Source records:
**********
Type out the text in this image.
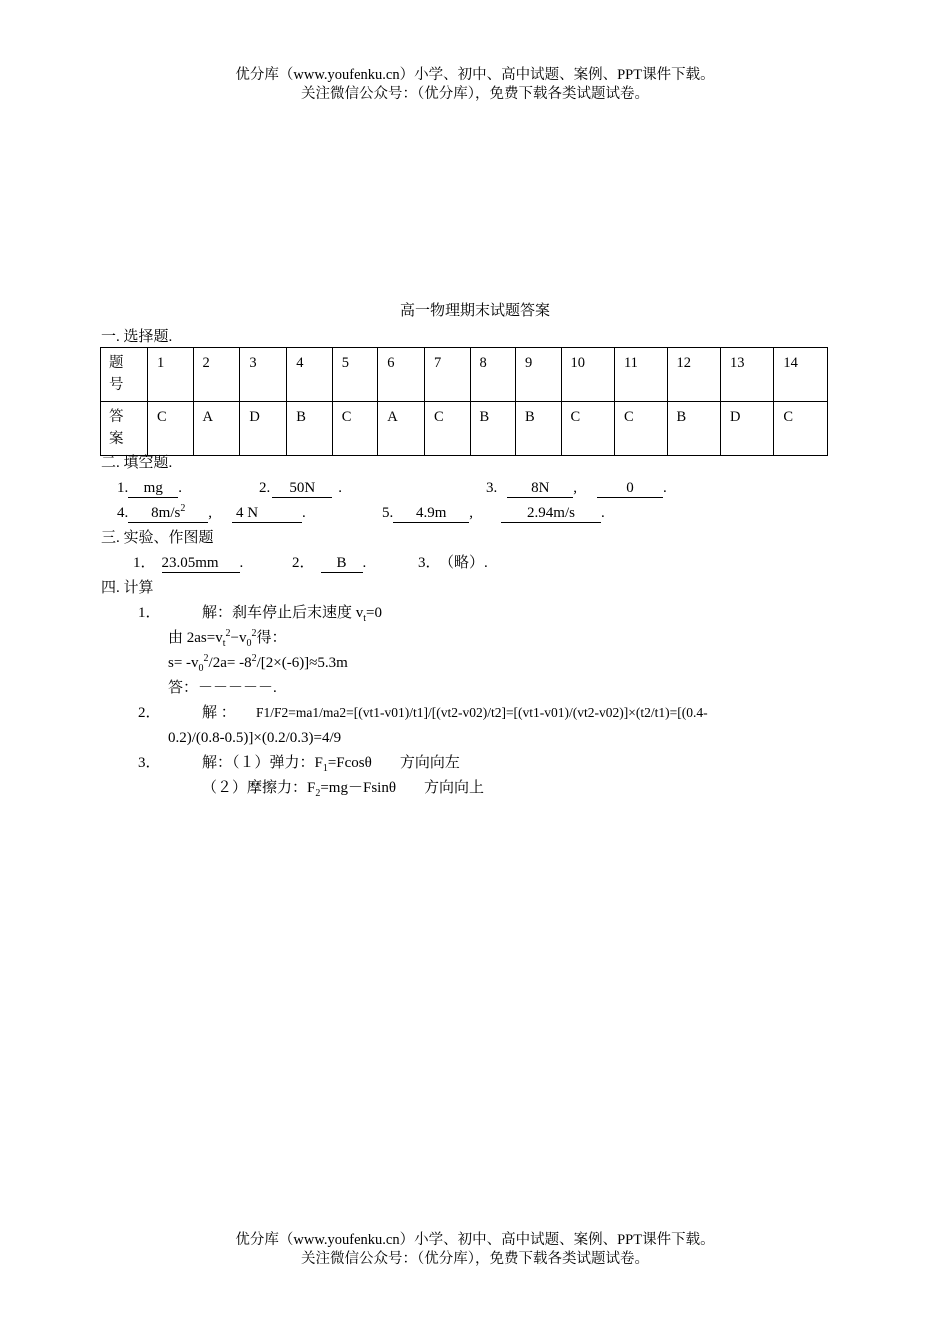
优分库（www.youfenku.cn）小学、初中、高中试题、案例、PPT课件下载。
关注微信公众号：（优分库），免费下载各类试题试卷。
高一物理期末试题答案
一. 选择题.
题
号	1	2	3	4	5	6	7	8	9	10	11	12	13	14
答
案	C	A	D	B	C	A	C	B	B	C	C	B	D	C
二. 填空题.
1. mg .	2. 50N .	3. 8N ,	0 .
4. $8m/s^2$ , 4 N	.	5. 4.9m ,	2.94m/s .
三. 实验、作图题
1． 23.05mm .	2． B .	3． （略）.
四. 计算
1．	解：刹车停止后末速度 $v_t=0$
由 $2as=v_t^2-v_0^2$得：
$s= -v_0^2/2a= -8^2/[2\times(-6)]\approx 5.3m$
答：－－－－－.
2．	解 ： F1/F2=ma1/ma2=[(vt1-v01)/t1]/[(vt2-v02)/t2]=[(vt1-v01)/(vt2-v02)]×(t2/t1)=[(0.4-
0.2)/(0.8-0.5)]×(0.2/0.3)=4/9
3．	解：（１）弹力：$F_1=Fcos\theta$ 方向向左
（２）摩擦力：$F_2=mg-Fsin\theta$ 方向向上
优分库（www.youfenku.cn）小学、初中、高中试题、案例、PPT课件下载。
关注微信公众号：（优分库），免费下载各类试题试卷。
**********
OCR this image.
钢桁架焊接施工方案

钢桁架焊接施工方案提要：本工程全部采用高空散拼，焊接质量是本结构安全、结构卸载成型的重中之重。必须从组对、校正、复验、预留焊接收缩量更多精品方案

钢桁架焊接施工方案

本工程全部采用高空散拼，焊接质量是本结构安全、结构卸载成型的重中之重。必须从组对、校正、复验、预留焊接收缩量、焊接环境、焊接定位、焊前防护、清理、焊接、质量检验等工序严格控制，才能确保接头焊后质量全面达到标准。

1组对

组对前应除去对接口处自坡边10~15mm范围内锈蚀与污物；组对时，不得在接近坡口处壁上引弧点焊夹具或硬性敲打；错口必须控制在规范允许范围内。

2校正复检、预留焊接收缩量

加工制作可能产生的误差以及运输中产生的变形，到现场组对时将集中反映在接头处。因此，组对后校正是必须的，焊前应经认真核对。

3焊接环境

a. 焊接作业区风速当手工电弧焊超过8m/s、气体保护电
**********
State how many lines in the records above contain the word "this", and give only that number.

*The output:* 2